Requirements:
Every record below should be printed exactly as it appears.

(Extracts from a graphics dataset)
☆ ☆ ☆ ☆
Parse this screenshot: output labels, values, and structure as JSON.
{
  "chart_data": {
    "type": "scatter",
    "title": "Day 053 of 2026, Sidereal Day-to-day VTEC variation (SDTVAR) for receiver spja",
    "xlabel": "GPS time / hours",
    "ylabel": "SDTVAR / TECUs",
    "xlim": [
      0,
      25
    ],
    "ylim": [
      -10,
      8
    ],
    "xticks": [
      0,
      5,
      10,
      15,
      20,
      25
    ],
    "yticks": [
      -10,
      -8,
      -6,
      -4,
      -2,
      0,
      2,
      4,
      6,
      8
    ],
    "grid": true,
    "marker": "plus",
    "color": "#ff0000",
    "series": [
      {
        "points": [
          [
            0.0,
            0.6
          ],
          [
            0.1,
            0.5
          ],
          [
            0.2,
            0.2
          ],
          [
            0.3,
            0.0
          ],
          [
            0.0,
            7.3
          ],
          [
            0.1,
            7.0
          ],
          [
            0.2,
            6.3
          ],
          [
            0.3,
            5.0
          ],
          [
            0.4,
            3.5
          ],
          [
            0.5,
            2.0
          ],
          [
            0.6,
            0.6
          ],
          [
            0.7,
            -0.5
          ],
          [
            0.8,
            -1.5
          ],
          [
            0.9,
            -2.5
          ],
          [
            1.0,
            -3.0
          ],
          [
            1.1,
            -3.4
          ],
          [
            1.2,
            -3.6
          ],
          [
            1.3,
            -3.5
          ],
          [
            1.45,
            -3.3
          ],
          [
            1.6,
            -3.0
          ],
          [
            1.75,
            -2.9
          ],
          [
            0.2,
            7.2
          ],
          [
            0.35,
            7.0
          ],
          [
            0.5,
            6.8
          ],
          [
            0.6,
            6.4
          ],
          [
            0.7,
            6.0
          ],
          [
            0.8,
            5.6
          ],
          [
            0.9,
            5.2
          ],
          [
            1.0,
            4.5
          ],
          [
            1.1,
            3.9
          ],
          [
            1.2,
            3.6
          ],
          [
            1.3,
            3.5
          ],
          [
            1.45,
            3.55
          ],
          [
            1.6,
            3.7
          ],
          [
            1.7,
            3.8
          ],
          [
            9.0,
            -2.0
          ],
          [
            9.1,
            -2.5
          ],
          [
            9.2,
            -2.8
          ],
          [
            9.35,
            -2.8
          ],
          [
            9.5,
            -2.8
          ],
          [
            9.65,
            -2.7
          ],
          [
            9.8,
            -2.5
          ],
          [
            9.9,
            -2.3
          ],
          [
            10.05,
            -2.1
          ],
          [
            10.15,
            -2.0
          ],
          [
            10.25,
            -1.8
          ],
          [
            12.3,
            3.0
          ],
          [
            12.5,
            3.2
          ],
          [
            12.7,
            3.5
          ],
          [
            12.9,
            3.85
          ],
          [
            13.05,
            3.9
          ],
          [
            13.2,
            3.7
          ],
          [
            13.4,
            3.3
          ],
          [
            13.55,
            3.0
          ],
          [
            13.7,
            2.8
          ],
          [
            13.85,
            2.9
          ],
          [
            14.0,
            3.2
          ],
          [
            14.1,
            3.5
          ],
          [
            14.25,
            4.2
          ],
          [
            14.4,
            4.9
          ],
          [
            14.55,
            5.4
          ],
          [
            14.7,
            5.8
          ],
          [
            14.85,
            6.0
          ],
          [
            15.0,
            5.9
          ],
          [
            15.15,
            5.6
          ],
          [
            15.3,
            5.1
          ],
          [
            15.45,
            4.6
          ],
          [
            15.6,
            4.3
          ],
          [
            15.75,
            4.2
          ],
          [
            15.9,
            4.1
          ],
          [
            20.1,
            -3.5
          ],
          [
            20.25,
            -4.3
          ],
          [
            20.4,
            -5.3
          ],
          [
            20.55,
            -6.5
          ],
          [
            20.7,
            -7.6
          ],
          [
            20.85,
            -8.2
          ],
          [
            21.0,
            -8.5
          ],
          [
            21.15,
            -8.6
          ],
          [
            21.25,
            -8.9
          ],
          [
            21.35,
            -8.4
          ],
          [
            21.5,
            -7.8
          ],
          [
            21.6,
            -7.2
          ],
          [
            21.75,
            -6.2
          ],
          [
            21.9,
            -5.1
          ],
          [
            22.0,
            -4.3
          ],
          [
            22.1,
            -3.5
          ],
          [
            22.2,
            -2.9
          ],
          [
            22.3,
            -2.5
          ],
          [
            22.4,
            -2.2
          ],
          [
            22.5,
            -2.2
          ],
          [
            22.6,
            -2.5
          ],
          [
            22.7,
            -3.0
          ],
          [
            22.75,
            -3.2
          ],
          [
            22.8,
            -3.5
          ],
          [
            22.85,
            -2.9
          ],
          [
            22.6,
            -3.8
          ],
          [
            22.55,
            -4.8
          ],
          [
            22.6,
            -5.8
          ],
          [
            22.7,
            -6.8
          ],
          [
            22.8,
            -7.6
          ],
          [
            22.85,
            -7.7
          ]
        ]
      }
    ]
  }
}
☆ ☆ ☆ ☆
Solved exercise:
Parse this screenshot: output labels, values, and structure as JSON.
{
  "chart_data": {
    "type": "scatter",
    "title": "Day 053 of 2026, Sidereal Day-to-day VTEC variation (SDTVAR) for receiver spja",
    "xlabel": "GPS time / hours",
    "ylabel": "SDTVAR / TECUs",
    "xlim": [
      0,
      25
    ],
    "ylim": [
      -10,
      8
    ],
    "xticks": [
      0,
      5,
      10,
      15,
      20,
      25
    ],
    "yticks": [
      -10,
      -8,
      -6,
      -4,
      -2,
      0,
      2,
      4,
      6,
      8
    ],
    "grid": true,
    "marker": "plus",
    "color": "#ff0000",
    "series": [
      {
        "points": [
          [
            0.0,
            0.6
          ],
          [
            0.1,
            0.5
          ],
          [
            0.2,
            0.2
          ],
          [
            0.3,
            0.0
          ],
          [
            0.0,
            7.3
          ],
          [
            0.1,
            7.0
          ],
          [
            0.2,
            6.3
          ],
          [
            0.3,
            5.0
          ],
          [
            0.4,
            3.5
          ],
          [
            0.5,
            2.0
          ],
          [
            0.6,
            0.6
          ],
          [
            0.7,
            -0.5
          ],
          [
            0.8,
            -1.5
          ],
          [
            0.9,
            -2.5
          ],
          [
            1.0,
            -3.0
          ],
          [
            1.1,
            -3.4
          ],
          [
            1.2,
            -3.6
          ],
          [
            1.3,
            -3.5
          ],
          [
            1.45,
            -3.3
          ],
          [
            1.6,
            -3.0
          ],
          [
            1.75,
            -2.9
          ],
          [
            0.2,
            7.2
          ],
          [
            0.35,
            7.0
          ],
          [
            0.5,
            6.8
          ],
          [
            0.6,
            6.4
          ],
          [
            0.7,
            6.0
          ],
          [
            0.8,
            5.6
          ],
          [
            0.9,
            5.2
          ],
          [
            1.0,
            4.5
          ],
          [
            1.1,
            3.9
          ],
          [
            1.2,
            3.6
          ],
          [
            1.3,
            3.5
          ],
          [
            1.45,
            3.55
          ],
          [
            1.6,
            3.7
          ],
          [
            1.7,
            3.8
          ],
          [
            9.0,
            -2.0
          ],
          [
            9.1,
            -2.5
          ],
          [
            9.2,
            -2.8
          ],
          [
            9.35,
            -2.8
          ],
          [
            9.5,
            -2.8
          ],
          [
            9.65,
            -2.7
          ],
          [
            9.8,
            -2.5
          ],
          [
            9.9,
            -2.3
          ],
          [
            10.05,
            -2.1
          ],
          [
            10.15,
            -2.0
          ],
          [
            10.25,
            -1.8
          ],
          [
            12.3,
            3.0
          ],
          [
            12.5,
            3.2
          ],
          [
            12.7,
            3.5
          ],
          [
            12.9,
            3.85
          ],
          [
            13.05,
            3.9
          ],
          [
            13.2,
            3.7
          ],
          [
            13.4,
            3.3
          ],
          [
            13.55,
            3.0
          ],
          [
            13.7,
            2.8
          ],
          [
            13.85,
            2.9
          ],
          [
            14.0,
            3.2
          ],
          [
            14.1,
            3.5
          ],
          [
            14.25,
            4.2
          ],
          [
            14.4,
            4.9
          ],
          [
            14.55,
            5.4
          ],
          [
            14.7,
            5.8
          ],
          [
            14.85,
            6.0
          ],
          [
            15.0,
            5.9
          ],
          [
            15.15,
            5.6
          ],
          [
            15.3,
            5.1
          ],
          [
            15.45,
            4.6
          ],
          [
            15.6,
            4.3
          ],
          [
            15.75,
            4.2
          ],
          [
            15.9,
            4.1
          ],
          [
            20.1,
            -3.5
          ],
          [
            20.25,
            -4.3
          ],
          [
            20.4,
            -5.3
          ],
          [
            20.55,
            -6.5
          ],
          [
            20.7,
            -7.6
          ],
          [
            20.85,
            -8.2
          ],
          [
            21.0,
            -8.5
          ],
          [
            21.15,
            -8.6
          ],
          [
            21.25,
            -8.9
          ],
          [
            21.35,
            -8.4
          ],
          [
            21.5,
            -7.8
          ],
          [
            21.6,
            -7.2
          ],
          [
            21.75,
            -6.2
          ],
          [
            21.9,
            -5.1
          ],
          [
            22.0,
            -4.3
          ],
          [
            22.1,
            -3.5
          ],
          [
            22.2,
            -2.9
          ],
          [
            22.3,
            -2.5
          ],
          [
            22.4,
            -2.2
          ],
          [
            22.5,
            -2.2
          ],
          [
            22.6,
            -2.5
          ],
          [
            22.7,
            -3.0
          ],
          [
            22.75,
            -3.2
          ],
          [
            22.8,
            -3.5
          ],
          [
            22.85,
            -2.9
          ],
          [
            22.6,
            -3.8
          ],
          [
            22.55,
            -4.8
          ],
          [
            22.6,
            -5.8
          ],
          [
            22.7,
            -6.8
          ],
          [
            22.8,
            -7.6
          ],
          [
            22.85,
            -7.7
          ]
        ]
      }
    ]
  }
}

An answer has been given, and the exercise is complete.